## Given problem
From the line containing "Extract all readable text from this page." down to the last line of the material, return those lines verbatim and only those.

## Data provided
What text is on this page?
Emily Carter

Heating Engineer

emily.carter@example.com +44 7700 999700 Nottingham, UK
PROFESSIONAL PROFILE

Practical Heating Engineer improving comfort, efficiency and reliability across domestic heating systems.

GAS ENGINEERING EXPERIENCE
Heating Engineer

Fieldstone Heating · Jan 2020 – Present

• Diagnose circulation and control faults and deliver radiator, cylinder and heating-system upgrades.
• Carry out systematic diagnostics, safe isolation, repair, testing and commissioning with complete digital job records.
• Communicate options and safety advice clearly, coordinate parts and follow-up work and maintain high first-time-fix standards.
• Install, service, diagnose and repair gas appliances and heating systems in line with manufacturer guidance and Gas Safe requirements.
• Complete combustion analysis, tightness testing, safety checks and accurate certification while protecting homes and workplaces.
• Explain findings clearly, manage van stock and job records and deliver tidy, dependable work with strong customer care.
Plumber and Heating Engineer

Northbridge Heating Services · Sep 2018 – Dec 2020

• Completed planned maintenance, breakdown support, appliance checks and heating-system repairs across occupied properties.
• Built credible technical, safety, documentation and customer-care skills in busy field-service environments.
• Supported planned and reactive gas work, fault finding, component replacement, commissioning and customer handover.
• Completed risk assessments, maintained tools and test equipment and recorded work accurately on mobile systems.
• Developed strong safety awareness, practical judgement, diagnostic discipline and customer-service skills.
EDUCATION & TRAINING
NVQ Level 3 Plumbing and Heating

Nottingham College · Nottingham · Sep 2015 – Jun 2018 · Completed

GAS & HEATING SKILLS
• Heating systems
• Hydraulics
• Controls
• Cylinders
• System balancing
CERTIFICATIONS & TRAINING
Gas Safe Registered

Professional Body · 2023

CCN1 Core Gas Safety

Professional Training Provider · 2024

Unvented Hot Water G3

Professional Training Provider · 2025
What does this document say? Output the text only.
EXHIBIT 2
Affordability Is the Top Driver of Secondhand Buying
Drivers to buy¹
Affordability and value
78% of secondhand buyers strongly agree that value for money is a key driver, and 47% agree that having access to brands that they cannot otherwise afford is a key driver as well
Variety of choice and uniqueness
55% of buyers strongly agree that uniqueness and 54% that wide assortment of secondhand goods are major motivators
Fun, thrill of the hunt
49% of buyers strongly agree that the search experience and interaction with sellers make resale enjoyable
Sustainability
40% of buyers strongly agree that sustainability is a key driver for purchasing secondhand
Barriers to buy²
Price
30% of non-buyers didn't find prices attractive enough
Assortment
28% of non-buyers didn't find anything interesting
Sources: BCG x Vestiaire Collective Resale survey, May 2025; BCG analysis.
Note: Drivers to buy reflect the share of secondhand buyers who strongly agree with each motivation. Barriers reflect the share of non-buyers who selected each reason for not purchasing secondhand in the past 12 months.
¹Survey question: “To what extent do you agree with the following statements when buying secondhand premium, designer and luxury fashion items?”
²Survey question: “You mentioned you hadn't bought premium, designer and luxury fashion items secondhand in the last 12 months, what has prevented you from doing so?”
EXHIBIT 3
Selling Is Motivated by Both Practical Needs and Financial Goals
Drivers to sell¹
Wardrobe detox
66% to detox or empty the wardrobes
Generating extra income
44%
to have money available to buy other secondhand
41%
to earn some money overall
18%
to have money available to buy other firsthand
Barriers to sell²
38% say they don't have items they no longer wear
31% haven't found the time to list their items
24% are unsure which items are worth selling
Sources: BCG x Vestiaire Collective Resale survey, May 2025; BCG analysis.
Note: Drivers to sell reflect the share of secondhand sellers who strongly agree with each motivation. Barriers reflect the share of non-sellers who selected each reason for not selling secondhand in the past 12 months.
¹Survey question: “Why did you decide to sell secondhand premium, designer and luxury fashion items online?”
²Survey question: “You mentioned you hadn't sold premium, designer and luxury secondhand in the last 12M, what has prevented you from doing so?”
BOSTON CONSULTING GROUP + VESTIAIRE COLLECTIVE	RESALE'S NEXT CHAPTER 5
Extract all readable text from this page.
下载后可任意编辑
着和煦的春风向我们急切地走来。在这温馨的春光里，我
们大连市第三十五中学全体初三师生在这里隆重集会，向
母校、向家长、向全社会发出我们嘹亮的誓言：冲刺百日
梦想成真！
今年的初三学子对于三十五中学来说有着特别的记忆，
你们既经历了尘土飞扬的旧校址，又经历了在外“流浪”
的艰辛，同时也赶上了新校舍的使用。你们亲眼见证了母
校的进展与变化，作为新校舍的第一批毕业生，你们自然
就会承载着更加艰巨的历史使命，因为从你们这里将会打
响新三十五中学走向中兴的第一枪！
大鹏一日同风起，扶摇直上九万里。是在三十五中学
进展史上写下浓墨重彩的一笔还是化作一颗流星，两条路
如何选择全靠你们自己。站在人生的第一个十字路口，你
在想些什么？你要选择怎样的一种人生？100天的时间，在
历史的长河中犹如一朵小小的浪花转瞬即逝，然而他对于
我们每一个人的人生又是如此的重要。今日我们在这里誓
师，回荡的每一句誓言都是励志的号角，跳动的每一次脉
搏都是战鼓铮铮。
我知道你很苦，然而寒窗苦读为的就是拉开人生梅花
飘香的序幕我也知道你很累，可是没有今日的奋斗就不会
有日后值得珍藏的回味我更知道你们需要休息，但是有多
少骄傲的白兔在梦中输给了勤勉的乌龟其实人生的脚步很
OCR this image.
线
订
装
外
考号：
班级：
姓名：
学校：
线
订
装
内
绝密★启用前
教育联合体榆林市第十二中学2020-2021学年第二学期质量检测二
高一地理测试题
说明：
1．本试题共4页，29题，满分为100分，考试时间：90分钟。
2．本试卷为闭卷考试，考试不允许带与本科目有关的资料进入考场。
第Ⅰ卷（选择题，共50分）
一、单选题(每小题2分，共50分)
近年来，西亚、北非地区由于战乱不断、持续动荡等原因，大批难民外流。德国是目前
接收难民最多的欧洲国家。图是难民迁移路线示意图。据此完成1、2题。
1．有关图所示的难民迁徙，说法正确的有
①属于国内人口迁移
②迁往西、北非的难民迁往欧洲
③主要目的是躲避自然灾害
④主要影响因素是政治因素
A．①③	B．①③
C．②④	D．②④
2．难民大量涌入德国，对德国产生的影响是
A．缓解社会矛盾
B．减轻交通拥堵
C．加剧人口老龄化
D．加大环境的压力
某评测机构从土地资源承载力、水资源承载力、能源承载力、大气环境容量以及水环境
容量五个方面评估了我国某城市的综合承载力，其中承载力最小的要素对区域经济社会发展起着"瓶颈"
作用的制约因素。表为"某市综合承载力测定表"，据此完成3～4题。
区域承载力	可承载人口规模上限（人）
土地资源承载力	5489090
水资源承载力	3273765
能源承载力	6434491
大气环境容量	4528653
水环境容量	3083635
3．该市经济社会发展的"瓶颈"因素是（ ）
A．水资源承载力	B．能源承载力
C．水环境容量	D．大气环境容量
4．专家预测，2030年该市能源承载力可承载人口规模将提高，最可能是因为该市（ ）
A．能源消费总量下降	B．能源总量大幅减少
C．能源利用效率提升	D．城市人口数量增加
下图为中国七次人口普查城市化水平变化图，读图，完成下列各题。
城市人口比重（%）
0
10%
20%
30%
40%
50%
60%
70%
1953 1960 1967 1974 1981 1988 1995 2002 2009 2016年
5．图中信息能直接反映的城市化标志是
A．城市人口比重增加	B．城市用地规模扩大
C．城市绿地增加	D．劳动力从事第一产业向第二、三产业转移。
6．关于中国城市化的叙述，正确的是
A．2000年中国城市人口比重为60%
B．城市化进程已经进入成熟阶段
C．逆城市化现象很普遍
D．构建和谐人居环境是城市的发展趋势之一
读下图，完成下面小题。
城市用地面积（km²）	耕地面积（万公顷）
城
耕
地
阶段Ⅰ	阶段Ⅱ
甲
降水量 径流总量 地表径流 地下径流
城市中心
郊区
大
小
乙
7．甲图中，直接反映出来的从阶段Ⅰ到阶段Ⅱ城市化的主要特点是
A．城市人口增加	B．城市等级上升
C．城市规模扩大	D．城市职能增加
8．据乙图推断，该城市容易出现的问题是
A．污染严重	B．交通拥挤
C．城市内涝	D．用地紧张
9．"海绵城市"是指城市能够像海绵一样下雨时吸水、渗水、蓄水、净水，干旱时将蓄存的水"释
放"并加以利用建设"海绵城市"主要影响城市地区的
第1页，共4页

## Full solution
Extract all readable text from this page.
下载后可任意编辑
着和煦的春风向我们急切地走来。在这温馨的春光里，我
们大连市第三十五中学全体初三师生在这里隆重集会，向
母校、向家长、向全社会发出我们嘹亮的誓言：冲刺百日
梦想成真！
今年的初三学子对于三十五中学来说有着特别的记忆，
你们既经历了尘土飞扬的旧校址，又经历了在外“流浪”
的艰辛，同时也赶上了新校舍的使用。你们亲眼见证了母
校的进展与变化，作为新校舍的第一批毕业生，你们自然
就会承载着更加艰巨的历史使命，因为从你们这里将会打
响新三十五中学走向中兴的第一枪！
大鹏一日同风起，扶摇直上九万里。是在三十五中学
进展史上写下浓墨重彩的一笔还是化作一颗流星，两条路
如何选择全靠你们自己。站在人生的第一个十字路口，你
在想些什么？你要选择怎样的一种人生？100天的时间，在
历史的长河中犹如一朵小小的浪花转瞬即逝，然而他对于
我们每一个人的人生又是如此的重要。今日我们在这里誓
师，回荡的每一句誓言都是励志的号角，跳动的每一次脉
搏都是战鼓铮铮。
我知道你很苦，然而寒窗苦读为的就是拉开人生梅花
飘香的序幕我也知道你很累，可是没有今日的奋斗就不会
有日后值得珍藏的回味我更知道你们需要休息，但是有多
少骄傲的白兔在梦中输给了勤勉的乌龟其实人生的脚步很
OCR this image.
线
订
装
外
考号：
班级：
姓名：
学校：
线
订
装
内
绝密★启用前
教育联合体榆林市第十二中学2020-2021学年第二学期质量检测二
高一地理测试题
说明：
1．本试题共4页，29题，满分为100分，考试时间：90分钟。
2．本试卷为闭卷考试，考试不允许带与本科目有关的资料进入考场。
第Ⅰ卷（选择题，共50分）
一、单选题(每小题2分，共50分)
近年来，西亚、北非地区由于战乱不断、持续动荡等原因，大批难民外流。德国是目前
接收难民最多的欧洲国家。图是难民迁移路线示意图。据此完成1、2题。
1．有关图所示的难民迁徙，说法正确的有
①属于国内人口迁移
②迁往西、北非的难民迁往欧洲
③主要目的是躲避自然灾害
④主要影响因素是政治因素
A．①③	B．①③
C．②④	D．②④
2．难民大量涌入德国，对德国产生的影响是
A．缓解社会矛盾
B．减轻交通拥堵
C．加剧人口老龄化
D．加大环境的压力
某评测机构从土地资源承载力、水资源承载力、能源承载力、大气环境容量以及水环境
容量五个方面评估了我国某城市的综合承载力，其中承载力最小的要素对区域经济社会发展起着"瓶颈"
作用的制约因素。表为"某市综合承载力测定表"，据此完成3～4题。
区域承载力	可承载人口规模上限（人）
土地资源承载力	5489090
水资源承载力	3273765
能源承载力	6434491
大气环境容量	4528653
水环境容量	3083635
3．该市经济社会发展的"瓶颈"因素是（ ）
A．水资源承载力	B．能源承载力
C．水环境容量	D．大气环境容量
4．专家预测，2030年该市能源承载力可承载人口规模将提高，最可能是因为该市（ ）
A．能源消费总量下降	B．能源总量大幅减少
C．能源利用效率提升	D．城市人口数量增加
下图为中国七次人口普查城市化水平变化图，读图，完成下列各题。
城市人口比重（%）
0
10%
20%
30%
40%
50%
60%
70%
1953 1960 1967 1974 1981 1988 1995 2002 2009 2016年
5．图中信息能直接反映的城市化标志是
A．城市人口比重增加	B．城市用地规模扩大
C．城市绿地增加	D．劳动力从事第一产业向第二、三产业转移。
6．关于中国城市化的叙述，正确的是
A．2000年中国城市人口比重为60%
B．城市化进程已经进入成熟阶段
C．逆城市化现象很普遍
D．构建和谐人居环境是城市的发展趋势之一
读下图，完成下面小题。
城市用地面积（km²）	耕地面积（万公顷）
城
耕
地
阶段Ⅰ	阶段Ⅱ
甲
降水量 径流总量 地表径流 地下径流
城市中心
郊区
大
小
乙
7．甲图中，直接反映出来的从阶段Ⅰ到阶段Ⅱ城市化的主要特点是
A．城市人口增加	B．城市等级上升
C．城市规模扩大	D．城市职能增加
8．据乙图推断，该城市容易出现的问题是
A．污染严重	B．交通拥挤
C．城市内涝	D．用地紧张
9．"海绵城市"是指城市能够像海绵一样下雨时吸水、渗水、蓄水、净水，干旱时将蓄存的水"释
放"并加以利用建设"海绵城市"主要影响城市地区的
第1页，共4页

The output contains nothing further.